═════ TASK INPUTS ═════
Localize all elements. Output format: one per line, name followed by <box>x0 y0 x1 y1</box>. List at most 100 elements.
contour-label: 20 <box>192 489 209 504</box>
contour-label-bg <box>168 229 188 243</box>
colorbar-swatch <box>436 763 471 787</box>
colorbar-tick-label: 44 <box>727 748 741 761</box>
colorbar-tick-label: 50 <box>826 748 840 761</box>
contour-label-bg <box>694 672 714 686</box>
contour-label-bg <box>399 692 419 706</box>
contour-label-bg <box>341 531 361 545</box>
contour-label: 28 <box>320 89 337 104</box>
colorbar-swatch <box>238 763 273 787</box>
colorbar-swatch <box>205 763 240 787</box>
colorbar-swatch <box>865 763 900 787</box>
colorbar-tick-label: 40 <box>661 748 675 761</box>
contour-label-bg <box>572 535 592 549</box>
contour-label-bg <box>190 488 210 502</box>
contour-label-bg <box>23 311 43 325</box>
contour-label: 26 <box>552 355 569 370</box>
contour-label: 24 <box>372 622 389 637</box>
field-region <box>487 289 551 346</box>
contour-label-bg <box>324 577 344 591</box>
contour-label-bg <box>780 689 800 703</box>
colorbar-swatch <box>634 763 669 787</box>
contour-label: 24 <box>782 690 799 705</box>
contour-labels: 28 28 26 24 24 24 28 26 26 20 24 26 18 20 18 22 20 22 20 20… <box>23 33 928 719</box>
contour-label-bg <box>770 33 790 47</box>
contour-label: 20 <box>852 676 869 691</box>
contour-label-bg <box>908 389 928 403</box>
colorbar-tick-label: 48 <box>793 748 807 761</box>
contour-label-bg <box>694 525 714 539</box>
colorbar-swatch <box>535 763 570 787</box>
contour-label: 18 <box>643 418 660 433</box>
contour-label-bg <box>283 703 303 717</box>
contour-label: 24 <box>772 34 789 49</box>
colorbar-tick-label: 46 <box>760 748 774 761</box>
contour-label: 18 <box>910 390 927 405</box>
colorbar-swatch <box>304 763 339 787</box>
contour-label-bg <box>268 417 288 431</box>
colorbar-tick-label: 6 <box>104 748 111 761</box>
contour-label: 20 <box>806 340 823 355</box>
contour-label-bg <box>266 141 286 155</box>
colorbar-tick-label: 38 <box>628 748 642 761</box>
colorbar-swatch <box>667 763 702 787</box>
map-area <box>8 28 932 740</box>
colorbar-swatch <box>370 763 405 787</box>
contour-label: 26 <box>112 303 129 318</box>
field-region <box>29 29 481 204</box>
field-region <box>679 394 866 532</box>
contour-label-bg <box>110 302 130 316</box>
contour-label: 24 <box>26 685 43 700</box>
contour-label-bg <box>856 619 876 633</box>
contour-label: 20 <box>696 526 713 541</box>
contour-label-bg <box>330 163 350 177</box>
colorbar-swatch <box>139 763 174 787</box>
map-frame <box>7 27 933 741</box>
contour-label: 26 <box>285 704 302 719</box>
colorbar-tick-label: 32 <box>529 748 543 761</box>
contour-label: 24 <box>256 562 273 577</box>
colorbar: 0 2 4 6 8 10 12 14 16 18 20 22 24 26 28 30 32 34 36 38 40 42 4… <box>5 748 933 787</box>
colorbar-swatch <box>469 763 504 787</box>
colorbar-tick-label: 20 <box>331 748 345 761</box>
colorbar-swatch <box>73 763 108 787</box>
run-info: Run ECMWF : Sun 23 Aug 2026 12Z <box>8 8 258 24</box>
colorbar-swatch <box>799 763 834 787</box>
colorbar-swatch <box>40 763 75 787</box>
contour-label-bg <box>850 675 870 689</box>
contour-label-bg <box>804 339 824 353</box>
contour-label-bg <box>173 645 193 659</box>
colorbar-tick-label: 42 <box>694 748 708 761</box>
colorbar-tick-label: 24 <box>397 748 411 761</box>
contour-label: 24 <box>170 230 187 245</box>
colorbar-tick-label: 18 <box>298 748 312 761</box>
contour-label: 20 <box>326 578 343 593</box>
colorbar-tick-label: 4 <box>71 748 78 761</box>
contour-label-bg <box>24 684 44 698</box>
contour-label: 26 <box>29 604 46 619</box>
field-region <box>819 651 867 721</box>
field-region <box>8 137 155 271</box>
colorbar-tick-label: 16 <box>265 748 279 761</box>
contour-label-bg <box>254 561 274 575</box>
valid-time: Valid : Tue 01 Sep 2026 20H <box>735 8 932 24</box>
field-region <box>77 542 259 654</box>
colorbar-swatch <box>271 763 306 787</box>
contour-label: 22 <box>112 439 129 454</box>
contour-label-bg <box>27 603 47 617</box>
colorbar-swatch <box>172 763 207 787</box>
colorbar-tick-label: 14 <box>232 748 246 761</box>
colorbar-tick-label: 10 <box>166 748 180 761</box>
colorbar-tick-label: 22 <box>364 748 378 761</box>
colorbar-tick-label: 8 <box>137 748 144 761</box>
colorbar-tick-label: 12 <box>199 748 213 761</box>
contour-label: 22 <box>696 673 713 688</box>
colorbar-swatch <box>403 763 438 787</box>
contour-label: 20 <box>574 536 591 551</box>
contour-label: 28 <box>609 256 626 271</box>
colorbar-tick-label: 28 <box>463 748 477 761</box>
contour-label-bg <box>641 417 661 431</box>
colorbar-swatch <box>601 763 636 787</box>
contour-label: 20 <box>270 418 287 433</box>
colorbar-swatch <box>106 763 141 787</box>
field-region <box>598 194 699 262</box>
═════
[GOAL] Recast every line of the data above as a Markdown table with the columns Row and Data line. Number the lines in order and leave out any blank lines.

[OUTPUT OF THE TASK]
| Row | Data line |
|---|---|
| 1 | Localize all elements. Output format: one per line, name followed by <box>x0 y0 x1 y1</box>. List at most 100 elements. |
| 2 | contour-label: 20 <box>192 489 209 504</box> |
| 3 | contour-label-bg <box>168 229 188 243</box> |
| 4 | colorbar-swatch <box>436 763 471 787</box> |
| 5 | colorbar-tick-label: 44 <box>727 748 741 761</box> |
| 6 | colorbar-tick-label: 50 <box>826 748 840 761</box> |
| 7 | contour-label-bg <box>694 672 714 686</box> |
| 8 | contour-label-bg <box>399 692 419 706</box> |
| 9 | contour-label-bg <box>341 531 361 545</box> |
| 10 | contour-label: 28 <box>320 89 337 104</box> |
| 11 | colorbar-swatch <box>238 763 273 787</box> |
| 12 | colorbar-swatch <box>205 763 240 787</box> |
| 13 | colorbar-swatch <box>865 763 900 787</box> |
| 14 | colorbar-tick-label: 40 <box>661 748 675 761</box> |
| 15 | contour-label-bg <box>572 535 592 549</box> |
| 16 | contour-label-bg <box>190 488 210 502</box> |
| 17 | contour-label-bg <box>23 311 43 325</box> |
| 18 | contour-label: 26 <box>552 355 569 370</box> |
| 19 | contour-label: 24 <box>372 622 389 637</box> |
| 20 | field-region <box>487 289 551 346</box> |
| 21 | contour-label-bg <box>324 577 344 591</box> |
| 22 | contour-label-bg <box>780 689 800 703</box> |
| 23 | colorbar-swatch <box>634 763 669 787</box> |
| 24 | contour-label: 24 <box>782 690 799 705</box> |
| 25 | contour-labels: 28 28 26 24 24 24 28 26 26 20 24 26 18 20 18 22 20 22 20 20… <box>23 33 928 719</box> |
| 26 | contour-label-bg <box>770 33 790 47</box> |
| 27 | contour-label: 20 <box>852 676 869 691</box> |
| 28 | contour-label-bg <box>908 389 928 403</box> |
| 29 | colorbar-tick-label: 48 <box>793 748 807 761</box> |
| 30 | contour-label-bg <box>694 525 714 539</box> |
| 31 | colorbar-swatch <box>535 763 570 787</box> |
| 32 | contour-label: 18 <box>643 418 660 433</box> |
| 33 | contour-label-bg <box>283 703 303 717</box> |
| 34 | contour-label: 24 <box>772 34 789 49</box> |
| 35 | colorbar-tick-label: 46 <box>760 748 774 761</box> |
| 36 | contour-label: 18 <box>910 390 927 405</box> |
| 37 | colorbar-swatch <box>304 763 339 787</box> |
| 38 | contour-label-bg <box>268 417 288 431</box> |
| 39 | colorbar-tick-label: 6 <box>104 748 111 761</box> |
| 40 | contour-label: 20 <box>806 340 823 355</box> |
| 41 | contour-label-bg <box>266 141 286 155</box> |
| 42 | colorbar-tick-label: 38 <box>628 748 642 761</box> |
| 43 | colorbar-swatch <box>667 763 702 787</box> |
| 44 | map-area <box>8 28 932 740</box> |
| 45 | colorbar-swatch <box>370 763 405 787</box> |
| 46 | contour-label: 26 <box>112 303 129 318</box> |
| 47 | field-region <box>29 29 481 204</box> |
| 48 | field-region <box>679 394 866 532</box> |
| 49 | contour-label-bg <box>110 302 130 316</box> |
| 50 | contour-label: 24 <box>26 685 43 700</box> |
| 51 | contour-label-bg <box>856 619 876 633</box> |
| 52 | contour-label: 20 <box>696 526 713 541</box> |
| 53 | contour-label-bg <box>330 163 350 177</box> |
| 54 | colorbar-swatch <box>139 763 174 787</box> |
| 55 | map-frame <box>7 27 933 741</box> |
| 56 | contour-label: 26 <box>285 704 302 719</box> |
| 57 | colorbar-tick-label: 32 <box>529 748 543 761</box> |
| 58 | contour-label: 24 <box>256 562 273 577</box> |
| 59 | colorbar: 0 2 4 6 8 10 12 14 16 18 20 22 24 26 28 30 32 34 36 38 40 42 4… <box>5 748 933 787</box> |
| 60 | colorbar-swatch <box>469 763 504 787</box> |
| 61 | colorbar-tick-label: 20 <box>331 748 345 761</box> |
| 62 | colorbar-swatch <box>73 763 108 787</box> |
| 63 | run-info: Run ECMWF : Sun 23 Aug 2026 12Z <box>8 8 258 24</box> |
| 64 | colorbar-swatch <box>799 763 834 787</box> |
| 65 | colorbar-swatch <box>40 763 75 787</box> |
| 66 | contour-label-bg <box>850 675 870 689</box> |
| 67 | contour-label-bg <box>804 339 824 353</box> |
| 68 | contour-label-bg <box>173 645 193 659</box> |
| 69 | colorbar-tick-label: 42 <box>694 748 708 761</box> |
| 70 | colorbar-tick-label: 24 <box>397 748 411 761</box> |
| 71 | contour-label: 24 <box>170 230 187 245</box> |
| 72 | colorbar-tick-label: 18 <box>298 748 312 761</box> |
| 73 | contour-label: 20 <box>326 578 343 593</box> |
| 74 | colorbar-tick-label: 4 <box>71 748 78 761</box> |
| 75 | contour-label-bg <box>24 684 44 698</box> |
| 76 | contour-label: 26 <box>29 604 46 619</box> |
| 77 | field-region <box>819 651 867 721</box> |
| 78 | field-region <box>8 137 155 271</box> |
| 79 | colorbar-tick-label: 16 <box>265 748 279 761</box> |
| 80 | contour-label-bg <box>254 561 274 575</box> |
| 81 | valid-time: Valid : Tue 01 Sep 2026 20H <box>735 8 932 24</box> |
| 82 | field-region <box>77 542 259 654</box> |
| 83 | colorbar-swatch <box>271 763 306 787</box> |
| 84 | contour-label: 22 <box>112 439 129 454</box> |
| 85 | contour-label-bg <box>27 603 47 617</box> |
| 86 | colorbar-swatch <box>172 763 207 787</box> |
| 87 | colorbar-tick-label: 14 <box>232 748 246 761</box> |
| 88 | colorbar-tick-label: 10 <box>166 748 180 761</box> |
| 89 | colorbar-tick-label: 22 <box>364 748 378 761</box> |
| 90 | colorbar-tick-label: 8 <box>137 748 144 761</box> |
| 91 | colorbar-tick-label: 12 <box>199 748 213 761</box> |
| 92 | contour-label: 22 <box>696 673 713 688</box> |
| 93 | colorbar-swatch <box>403 763 438 787</box> |
| 94 | contour-label: 20 <box>574 536 591 551</box> |
| 95 | contour-label: 28 <box>609 256 626 271</box> |
| 96 | colorbar-tick-label: 28 <box>463 748 477 761</box> |
| 97 | contour-label-bg <box>641 417 661 431</box> |
| 98 | colorbar-swatch <box>601 763 636 787</box> |
| 99 | contour-label: 20 <box>270 418 287 433</box> |
| 100 | colorbar-swatch <box>106 763 141 787</box> |
| 101 | field-region <box>598 194 699 262</box> |